* Begin THE DATA *
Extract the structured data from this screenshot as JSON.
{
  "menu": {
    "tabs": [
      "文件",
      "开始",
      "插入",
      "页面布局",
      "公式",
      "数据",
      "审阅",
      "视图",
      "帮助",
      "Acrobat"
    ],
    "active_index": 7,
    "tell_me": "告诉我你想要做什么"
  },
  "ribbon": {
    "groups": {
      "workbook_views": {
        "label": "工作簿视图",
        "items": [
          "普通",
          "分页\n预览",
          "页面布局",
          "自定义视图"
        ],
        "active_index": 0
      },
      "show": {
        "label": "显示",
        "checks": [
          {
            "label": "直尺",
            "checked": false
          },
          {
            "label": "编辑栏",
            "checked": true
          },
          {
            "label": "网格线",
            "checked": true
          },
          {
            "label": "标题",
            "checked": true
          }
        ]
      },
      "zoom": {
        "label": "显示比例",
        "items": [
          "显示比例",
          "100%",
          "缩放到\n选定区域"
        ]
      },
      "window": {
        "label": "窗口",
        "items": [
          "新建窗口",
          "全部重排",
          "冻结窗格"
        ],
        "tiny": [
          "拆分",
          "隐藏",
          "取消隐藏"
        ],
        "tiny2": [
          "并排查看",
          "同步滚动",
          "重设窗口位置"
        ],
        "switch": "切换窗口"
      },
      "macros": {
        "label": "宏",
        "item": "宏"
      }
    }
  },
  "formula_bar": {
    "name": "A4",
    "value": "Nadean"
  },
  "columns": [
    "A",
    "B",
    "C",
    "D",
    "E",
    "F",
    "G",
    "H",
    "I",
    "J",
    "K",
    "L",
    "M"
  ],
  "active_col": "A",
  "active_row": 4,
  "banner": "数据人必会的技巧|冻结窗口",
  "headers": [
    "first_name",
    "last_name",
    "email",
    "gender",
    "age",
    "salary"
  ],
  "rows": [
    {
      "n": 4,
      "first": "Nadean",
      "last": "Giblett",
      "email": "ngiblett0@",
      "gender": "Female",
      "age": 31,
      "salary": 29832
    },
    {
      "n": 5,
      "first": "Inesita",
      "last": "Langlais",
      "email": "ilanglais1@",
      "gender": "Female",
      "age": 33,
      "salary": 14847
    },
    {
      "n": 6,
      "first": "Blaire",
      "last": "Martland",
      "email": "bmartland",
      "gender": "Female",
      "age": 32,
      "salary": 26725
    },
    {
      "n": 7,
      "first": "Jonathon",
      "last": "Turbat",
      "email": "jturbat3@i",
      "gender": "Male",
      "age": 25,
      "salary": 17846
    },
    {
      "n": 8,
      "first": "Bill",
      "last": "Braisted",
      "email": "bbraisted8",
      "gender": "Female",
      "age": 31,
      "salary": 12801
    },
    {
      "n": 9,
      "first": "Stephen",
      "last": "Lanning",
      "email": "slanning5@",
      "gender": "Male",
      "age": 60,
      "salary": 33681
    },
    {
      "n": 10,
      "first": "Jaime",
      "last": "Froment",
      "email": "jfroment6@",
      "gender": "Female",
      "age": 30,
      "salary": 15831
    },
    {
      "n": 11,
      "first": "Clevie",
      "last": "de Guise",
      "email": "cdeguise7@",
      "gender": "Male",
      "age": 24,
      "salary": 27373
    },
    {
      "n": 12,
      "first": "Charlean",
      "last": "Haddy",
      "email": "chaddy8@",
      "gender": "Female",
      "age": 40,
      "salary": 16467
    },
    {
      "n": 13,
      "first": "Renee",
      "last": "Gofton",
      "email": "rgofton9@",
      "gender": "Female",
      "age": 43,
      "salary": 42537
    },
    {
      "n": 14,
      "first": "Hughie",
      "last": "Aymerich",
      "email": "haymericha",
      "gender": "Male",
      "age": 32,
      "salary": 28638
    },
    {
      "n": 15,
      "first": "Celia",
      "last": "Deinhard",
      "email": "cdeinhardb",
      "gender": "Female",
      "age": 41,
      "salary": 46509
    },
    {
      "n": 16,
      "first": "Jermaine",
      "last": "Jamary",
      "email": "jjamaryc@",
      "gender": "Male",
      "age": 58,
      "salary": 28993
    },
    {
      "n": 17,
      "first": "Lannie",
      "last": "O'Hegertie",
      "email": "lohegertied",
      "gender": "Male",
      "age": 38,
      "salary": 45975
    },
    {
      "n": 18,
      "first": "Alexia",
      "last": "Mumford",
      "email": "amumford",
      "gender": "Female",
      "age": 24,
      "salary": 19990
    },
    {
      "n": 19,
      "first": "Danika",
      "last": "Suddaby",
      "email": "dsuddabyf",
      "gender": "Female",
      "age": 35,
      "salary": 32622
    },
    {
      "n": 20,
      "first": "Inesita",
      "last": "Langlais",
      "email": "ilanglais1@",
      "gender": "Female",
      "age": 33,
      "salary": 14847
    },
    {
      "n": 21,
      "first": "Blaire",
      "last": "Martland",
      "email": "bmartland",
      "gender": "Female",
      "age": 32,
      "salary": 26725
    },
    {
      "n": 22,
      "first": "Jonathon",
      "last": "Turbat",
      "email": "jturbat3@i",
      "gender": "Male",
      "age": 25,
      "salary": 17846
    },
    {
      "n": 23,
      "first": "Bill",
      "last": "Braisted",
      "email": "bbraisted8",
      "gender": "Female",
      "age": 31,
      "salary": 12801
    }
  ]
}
* End THE DATA *
## PROBLEM TO WORK ON
Repeat every entry exactly, please.

## SOLUTION FOR THIS PROBLEM
Extract the structured data from this screenshot as JSON.
{
  "menu": {
    "tabs": [
      "文件",
      "开始",
      "插入",
      "页面布局",
      "公式",
      "数据",
      "审阅",
      "视图",
      "帮助",
      "Acrobat"
    ],
    "active_index": 7,
    "tell_me": "告诉我你想要做什么"
  },
  "ribbon": {
    "groups": {
      "workbook_views": {
        "label": "工作簿视图",
        "items": [
          "普通",
          "分页\n预览",
          "页面布局",
          "自定义视图"
        ],
        "active_index": 0
      },
      "show": {
        "label": "显示",
        "checks": [
          {
            "label": "直尺",
            "checked": false
          },
          {
            "label": "编辑栏",
            "checked": true
          },
          {
            "label": "网格线",
            "checked": true
          },
          {
            "label": "标题",
            "checked": true
          }
        ]
      },
      "zoom": {
        "label": "显示比例",
        "items": [
          "显示比例",
          "100%",
          "缩放到\n选定区域"
        ]
      },
      "window": {
        "label": "窗口",
        "items": [
          "新建窗口",
          "全部重排",
          "冻结窗格"
        ],
        "tiny": [
          "拆分",
          "隐藏",
          "取消隐藏"
        ],
        "tiny2": [
          "并排查看",
          "同步滚动",
          "重设窗口位置"
        ],
        "switch": "切换窗口"
      },
      "macros": {
        "label": "宏",
        "item": "宏"
      }
    }
  },
  "formula_bar": {
    "name": "A4",
    "value": "Nadean"
  },
  "columns": [
    "A",
    "B",
    "C",
    "D",
    "E",
    "F",
    "G",
    "H",
    "I",
    "J",
    "K",
    "L",
    "M"
  ],
  "active_col": "A",
  "active_row": 4,
  "banner": "数据人必会的技巧|冻结窗口",
  "headers": [
    "first_name",
    "last_name",
    "email",
    "gender",
    "age",
    "salary"
  ],
  "rows": [
    {
      "n": 4,
      "first": "Nadean",
      "last": "Giblett",
      "email": "ngiblett0@",
      "gender": "Female",
      "age": 31,
      "salary": 29832
    },
    {
      "n": 5,
      "first": "Inesita",
      "last": "Langlais",
      "email": "ilanglais1@",
      "gender": "Female",
      "age": 33,
      "salary": 14847
    },
    {
      "n": 6,
      "first": "Blaire",
      "last": "Martland",
      "email": "bmartland",
      "gender": "Female",
      "age": 32,
      "salary": 26725
    },
    {
      "n": 7,
      "first": "Jonathon",
      "last": "Turbat",
      "email": "jturbat3@i",
      "gender": "Male",
      "age": 25,
      "salary": 17846
    },
    {
      "n": 8,
      "first": "Bill",
      "last": "Braisted",
      "email": "bbraisted8",
      "gender": "Female",
      "age": 31,
      "salary": 12801
    },
    {
      "n": 9,
      "first": "Stephen",
      "last": "Lanning",
      "email": "slanning5@",
      "gender": "Male",
      "age": 60,
      "salary": 33681
    },
    {
      "n": 10,
      "first": "Jaime",
      "last": "Froment",
      "email": "jfroment6@",
      "gender": "Female",
      "age": 30,
      "salary": 15831
    },
    {
      "n": 11,
      "first": "Clevie",
      "last": "de Guise",
      "email": "cdeguise7@",
      "gender": "Male",
      "age": 24,
      "salary": 27373
    },
    {
      "n": 12,
      "first": "Charlean",
      "last": "Haddy",
      "email": "chaddy8@",
      "gender": "Female",
      "age": 40,
      "salary": 16467
    },
    {
      "n": 13,
      "first": "Renee",
      "last": "Gofton",
      "email": "rgofton9@",
      "gender": "Female",
      "age": 43,
      "salary": 42537
    },
    {
      "n": 14,
      "first": "Hughie",
      "last": "Aymerich",
      "email": "haymericha",
      "gender": "Male",
      "age": 32,
      "salary": 28638
    },
    {
      "n": 15,
      "first": "Celia",
      "last": "Deinhard",
      "email": "cdeinhardb",
      "gender": "Female",
      "age": 41,
      "salary": 46509
    },
    {
      "n": 16,
      "first": "Jermaine",
      "last": "Jamary",
      "email": "jjamaryc@",
      "gender": "Male",
      "age": 58,
      "salary": 28993
    },
    {
      "n": 17,
      "first": "Lannie",
      "last": "O'Hegertie",
      "email": "lohegertied",
      "gender": "Male",
      "age": 38,
      "salary": 45975
    },
    {
      "n": 18,
      "first": "Alexia",
      "last": "Mumford",
      "email": "amumford",
      "gender": "Female",
      "age": 24,
      "salary": 19990
    },
    {
      "n": 19,
      "first": "Danika",
      "last": "Suddaby",
      "email": "dsuddabyf",
      "gender": "Female",
      "age": 35,
      "salary": 32622
    },
    {
      "n": 20,
      "first": "Inesita",
      "last": "Langlais",
      "email": "ilanglais1@",
      "gender": "Female",
      "age": 33,
      "salary": 14847
    },
    {
      "n": 21,
      "first": "Blaire",
      "last": "Martland",
      "email": "bmartland",
      "gender": "Female",
      "age": 32,
      "salary": 26725
    },
    {
      "n": 22,
      "first": "Jonathon",
      "last": "Turbat",
      "email": "jturbat3@i",
      "gender": "Male",
      "age": 25,
      "salary": 17846
    },
    {
      "n": 23,
      "first": "Bill",
      "last": "Braisted",
      "email": "bbraisted8",
      "gender": "Female",
      "age": 31,
      "salary": 12801
    }
  ]
}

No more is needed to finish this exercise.